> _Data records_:
————————

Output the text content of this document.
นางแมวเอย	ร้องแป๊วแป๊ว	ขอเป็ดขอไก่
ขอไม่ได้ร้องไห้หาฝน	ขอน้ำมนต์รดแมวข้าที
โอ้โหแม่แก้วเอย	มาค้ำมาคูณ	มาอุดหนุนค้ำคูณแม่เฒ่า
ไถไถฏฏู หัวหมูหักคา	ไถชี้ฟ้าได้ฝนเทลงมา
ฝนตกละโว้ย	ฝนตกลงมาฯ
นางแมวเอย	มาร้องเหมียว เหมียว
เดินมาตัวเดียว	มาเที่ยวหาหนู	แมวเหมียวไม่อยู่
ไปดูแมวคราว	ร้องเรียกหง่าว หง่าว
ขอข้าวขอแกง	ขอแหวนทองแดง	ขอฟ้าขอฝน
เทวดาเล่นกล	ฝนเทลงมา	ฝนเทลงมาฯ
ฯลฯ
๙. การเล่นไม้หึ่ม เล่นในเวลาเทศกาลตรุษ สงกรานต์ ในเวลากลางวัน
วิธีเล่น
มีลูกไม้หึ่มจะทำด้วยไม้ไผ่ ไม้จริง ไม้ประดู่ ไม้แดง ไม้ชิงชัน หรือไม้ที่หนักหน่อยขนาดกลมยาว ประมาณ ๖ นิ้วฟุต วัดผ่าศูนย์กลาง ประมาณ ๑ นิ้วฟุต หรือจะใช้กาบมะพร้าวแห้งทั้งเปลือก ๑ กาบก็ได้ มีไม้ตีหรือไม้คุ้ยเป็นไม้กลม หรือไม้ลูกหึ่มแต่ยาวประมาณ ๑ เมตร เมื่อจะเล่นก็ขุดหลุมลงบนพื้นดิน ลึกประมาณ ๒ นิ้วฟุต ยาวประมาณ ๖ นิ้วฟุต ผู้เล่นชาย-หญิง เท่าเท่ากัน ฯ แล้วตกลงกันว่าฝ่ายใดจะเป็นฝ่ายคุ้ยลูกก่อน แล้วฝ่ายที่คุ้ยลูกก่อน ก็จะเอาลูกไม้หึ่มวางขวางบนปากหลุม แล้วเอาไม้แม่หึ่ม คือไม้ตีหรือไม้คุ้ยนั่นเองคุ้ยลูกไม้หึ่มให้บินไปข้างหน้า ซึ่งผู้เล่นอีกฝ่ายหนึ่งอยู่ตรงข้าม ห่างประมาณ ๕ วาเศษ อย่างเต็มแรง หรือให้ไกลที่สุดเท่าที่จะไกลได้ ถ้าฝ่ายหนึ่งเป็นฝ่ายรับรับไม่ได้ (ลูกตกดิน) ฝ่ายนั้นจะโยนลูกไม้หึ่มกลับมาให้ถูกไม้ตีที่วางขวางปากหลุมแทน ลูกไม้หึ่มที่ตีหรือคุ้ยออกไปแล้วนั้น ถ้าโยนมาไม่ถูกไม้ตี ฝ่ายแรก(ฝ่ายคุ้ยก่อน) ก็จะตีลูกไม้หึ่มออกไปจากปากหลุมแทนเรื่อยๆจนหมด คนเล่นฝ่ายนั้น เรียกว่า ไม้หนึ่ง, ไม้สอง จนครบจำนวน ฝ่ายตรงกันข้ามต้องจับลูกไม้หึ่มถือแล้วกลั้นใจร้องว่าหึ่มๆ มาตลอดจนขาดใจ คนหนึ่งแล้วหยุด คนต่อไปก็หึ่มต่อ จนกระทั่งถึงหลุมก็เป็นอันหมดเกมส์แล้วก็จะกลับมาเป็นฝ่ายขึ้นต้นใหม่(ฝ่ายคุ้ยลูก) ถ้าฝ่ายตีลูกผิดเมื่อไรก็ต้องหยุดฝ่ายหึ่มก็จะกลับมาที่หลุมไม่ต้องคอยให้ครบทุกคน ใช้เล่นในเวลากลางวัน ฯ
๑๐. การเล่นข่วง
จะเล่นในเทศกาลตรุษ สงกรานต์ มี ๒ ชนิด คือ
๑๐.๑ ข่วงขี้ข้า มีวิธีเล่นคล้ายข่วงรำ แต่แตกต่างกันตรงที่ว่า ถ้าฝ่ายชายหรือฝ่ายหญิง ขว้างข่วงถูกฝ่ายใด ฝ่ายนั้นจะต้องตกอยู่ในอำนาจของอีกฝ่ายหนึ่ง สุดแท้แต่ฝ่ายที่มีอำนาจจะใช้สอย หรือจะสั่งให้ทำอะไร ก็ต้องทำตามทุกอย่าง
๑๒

————————

Gather and return every line that holds the string "นางแมวเอย".

> _FINAL RESULT_:
นางแมวเอย	ร้องแป๊วแป๊ว	ขอเป็ดขอไก่
นางแมวเอย	มาร้องเหมียว เหมียว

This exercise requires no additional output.